= GOAL OF THE EXERCISE =
Pick out each line in these entries that contains the string "organizzative".

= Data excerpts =
━━━━━━━━━━
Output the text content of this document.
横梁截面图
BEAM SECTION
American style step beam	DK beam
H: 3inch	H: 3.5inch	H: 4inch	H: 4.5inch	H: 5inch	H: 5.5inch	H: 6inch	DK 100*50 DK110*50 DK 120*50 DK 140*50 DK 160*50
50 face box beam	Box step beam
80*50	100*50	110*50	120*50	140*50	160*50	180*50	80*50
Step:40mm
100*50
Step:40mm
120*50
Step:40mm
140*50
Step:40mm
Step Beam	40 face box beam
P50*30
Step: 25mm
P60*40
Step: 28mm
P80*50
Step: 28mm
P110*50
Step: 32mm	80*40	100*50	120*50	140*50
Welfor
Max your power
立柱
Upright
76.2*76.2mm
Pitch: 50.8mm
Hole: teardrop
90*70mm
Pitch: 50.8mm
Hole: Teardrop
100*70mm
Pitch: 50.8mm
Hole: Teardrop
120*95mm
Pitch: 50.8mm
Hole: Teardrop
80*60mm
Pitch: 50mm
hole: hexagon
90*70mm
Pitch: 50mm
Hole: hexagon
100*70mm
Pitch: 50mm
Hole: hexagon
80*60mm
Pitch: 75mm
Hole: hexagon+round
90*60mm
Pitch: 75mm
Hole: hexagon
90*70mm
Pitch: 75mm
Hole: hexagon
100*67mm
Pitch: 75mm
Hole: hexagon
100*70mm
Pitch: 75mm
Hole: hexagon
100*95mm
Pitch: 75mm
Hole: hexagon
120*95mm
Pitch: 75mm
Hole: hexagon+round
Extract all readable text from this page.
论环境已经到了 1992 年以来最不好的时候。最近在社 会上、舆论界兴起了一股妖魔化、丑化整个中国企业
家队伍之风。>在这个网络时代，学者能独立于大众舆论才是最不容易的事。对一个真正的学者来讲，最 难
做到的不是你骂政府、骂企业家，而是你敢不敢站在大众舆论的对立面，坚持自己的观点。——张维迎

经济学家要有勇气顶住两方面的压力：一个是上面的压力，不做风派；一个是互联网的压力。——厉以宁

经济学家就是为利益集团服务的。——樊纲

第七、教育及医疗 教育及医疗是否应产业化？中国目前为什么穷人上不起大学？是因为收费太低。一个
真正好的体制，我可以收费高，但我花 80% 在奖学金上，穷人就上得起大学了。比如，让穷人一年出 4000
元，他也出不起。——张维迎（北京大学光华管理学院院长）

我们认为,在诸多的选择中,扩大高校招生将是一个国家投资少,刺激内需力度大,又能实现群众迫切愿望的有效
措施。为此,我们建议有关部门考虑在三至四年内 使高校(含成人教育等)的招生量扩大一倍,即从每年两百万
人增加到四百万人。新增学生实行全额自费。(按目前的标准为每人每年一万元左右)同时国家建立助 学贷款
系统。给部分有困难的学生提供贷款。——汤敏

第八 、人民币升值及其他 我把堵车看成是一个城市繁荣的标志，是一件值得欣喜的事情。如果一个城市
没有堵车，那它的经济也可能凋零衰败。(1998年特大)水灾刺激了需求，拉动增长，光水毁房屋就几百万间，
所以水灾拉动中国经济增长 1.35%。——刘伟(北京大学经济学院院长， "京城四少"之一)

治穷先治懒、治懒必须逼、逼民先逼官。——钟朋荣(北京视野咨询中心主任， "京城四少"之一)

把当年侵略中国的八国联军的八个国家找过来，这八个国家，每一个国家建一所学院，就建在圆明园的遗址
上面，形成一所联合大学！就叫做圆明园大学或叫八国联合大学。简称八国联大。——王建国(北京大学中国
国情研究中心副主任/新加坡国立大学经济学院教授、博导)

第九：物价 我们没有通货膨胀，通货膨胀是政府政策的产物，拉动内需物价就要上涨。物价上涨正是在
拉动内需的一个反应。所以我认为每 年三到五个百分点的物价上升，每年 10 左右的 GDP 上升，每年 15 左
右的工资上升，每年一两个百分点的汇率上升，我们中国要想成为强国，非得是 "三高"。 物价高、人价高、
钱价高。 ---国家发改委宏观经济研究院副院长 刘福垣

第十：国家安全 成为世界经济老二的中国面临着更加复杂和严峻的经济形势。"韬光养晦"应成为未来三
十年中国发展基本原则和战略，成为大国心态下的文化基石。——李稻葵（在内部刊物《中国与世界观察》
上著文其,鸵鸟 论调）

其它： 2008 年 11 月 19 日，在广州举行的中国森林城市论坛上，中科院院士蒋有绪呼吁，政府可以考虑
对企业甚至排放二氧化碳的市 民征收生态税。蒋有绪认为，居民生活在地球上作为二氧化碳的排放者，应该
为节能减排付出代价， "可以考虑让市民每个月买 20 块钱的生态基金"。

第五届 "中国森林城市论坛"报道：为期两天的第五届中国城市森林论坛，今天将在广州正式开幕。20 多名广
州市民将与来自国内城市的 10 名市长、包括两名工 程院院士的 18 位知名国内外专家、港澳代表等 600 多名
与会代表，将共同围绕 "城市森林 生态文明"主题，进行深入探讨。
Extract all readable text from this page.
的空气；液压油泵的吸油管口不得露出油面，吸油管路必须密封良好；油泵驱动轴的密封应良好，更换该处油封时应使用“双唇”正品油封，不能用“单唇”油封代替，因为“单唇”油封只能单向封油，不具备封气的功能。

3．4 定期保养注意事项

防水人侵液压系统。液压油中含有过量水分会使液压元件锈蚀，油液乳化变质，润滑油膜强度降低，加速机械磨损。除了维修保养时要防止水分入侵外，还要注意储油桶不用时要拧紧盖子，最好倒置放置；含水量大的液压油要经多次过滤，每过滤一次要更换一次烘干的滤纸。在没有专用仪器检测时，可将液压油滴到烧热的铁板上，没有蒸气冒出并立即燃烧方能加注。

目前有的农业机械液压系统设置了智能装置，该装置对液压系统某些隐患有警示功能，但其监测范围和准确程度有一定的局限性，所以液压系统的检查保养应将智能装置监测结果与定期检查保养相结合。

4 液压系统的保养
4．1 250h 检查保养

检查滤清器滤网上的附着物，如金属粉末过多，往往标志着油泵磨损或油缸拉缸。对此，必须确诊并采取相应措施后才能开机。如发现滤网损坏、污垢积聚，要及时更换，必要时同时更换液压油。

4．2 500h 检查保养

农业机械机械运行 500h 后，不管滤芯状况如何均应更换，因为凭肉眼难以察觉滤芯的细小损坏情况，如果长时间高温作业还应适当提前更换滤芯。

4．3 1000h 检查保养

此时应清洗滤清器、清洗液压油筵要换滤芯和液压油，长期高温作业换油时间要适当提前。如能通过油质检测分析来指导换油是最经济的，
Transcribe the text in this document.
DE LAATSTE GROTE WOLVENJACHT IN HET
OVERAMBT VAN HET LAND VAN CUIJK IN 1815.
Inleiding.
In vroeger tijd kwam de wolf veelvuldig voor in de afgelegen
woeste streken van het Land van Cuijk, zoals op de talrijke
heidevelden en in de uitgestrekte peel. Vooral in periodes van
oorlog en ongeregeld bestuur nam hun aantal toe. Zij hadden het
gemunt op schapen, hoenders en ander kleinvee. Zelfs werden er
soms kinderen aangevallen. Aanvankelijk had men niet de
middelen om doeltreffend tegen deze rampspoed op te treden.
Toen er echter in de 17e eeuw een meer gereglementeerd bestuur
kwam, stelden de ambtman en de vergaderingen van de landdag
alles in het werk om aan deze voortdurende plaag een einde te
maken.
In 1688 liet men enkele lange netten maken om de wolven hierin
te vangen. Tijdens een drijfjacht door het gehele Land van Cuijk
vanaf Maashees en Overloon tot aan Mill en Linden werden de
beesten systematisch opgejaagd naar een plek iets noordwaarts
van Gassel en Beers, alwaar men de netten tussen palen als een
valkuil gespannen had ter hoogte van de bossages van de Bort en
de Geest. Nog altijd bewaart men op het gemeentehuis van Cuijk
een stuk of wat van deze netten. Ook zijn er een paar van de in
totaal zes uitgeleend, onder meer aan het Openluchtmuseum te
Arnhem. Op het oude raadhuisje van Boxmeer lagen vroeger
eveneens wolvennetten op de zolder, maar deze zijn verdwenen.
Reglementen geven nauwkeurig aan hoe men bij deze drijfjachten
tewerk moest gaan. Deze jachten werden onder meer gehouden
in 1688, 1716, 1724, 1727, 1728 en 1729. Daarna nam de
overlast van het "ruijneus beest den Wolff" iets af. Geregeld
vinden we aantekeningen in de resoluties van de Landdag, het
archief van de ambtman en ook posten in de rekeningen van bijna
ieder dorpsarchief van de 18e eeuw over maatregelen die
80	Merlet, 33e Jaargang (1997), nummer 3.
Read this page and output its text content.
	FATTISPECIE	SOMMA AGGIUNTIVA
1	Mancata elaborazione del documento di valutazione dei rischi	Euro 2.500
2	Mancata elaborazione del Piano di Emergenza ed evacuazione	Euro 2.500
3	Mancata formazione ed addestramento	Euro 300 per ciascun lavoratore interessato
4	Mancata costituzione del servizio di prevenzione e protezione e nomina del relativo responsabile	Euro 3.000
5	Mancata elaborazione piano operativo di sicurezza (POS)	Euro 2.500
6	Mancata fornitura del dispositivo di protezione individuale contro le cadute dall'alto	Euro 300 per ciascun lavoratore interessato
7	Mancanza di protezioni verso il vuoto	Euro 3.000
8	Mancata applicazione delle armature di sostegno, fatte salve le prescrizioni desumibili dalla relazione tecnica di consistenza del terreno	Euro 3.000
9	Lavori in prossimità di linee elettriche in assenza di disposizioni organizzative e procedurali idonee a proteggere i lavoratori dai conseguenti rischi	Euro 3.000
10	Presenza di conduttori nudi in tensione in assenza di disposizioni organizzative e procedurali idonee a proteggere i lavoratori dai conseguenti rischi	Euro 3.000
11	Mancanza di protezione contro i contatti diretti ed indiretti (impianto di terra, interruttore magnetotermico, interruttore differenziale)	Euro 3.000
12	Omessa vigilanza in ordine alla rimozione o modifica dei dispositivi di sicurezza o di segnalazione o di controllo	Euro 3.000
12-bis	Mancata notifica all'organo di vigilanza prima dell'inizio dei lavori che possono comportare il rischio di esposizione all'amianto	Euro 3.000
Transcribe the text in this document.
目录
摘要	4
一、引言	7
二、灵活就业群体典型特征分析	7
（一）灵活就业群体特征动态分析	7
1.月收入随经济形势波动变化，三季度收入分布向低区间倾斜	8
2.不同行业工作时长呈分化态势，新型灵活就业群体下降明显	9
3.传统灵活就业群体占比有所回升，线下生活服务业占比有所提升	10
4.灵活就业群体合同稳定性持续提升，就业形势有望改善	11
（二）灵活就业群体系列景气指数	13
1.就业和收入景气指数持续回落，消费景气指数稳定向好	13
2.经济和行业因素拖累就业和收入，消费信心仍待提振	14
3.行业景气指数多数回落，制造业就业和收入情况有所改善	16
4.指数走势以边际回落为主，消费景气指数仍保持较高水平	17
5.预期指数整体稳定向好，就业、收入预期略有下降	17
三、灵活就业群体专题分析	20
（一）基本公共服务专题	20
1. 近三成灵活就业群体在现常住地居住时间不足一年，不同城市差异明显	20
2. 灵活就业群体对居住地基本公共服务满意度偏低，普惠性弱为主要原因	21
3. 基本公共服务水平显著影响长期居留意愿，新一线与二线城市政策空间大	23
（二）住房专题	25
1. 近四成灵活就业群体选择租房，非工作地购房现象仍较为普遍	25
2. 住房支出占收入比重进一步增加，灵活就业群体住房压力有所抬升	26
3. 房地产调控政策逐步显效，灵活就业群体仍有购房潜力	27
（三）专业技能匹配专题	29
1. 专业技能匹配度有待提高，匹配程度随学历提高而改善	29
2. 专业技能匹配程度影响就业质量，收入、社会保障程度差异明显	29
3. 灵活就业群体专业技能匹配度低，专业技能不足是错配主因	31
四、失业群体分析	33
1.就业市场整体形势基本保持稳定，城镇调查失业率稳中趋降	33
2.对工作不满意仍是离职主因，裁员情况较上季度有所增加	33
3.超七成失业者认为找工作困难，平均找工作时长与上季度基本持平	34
━━━━━━━━━━
= CORRECT RESULT =
9	Lavori in prossimità di linee elettriche in assenza di disposizioni organizzative e procedurali idonee a proteggere i lavoratori dai conseguenti rischi	Euro 3.000
10	Presenza di conduttori nudi in tensione in assenza di disposizioni organizzative e procedurali idonee a proteggere i lavoratori dai conseguenti rischi	Euro 3.000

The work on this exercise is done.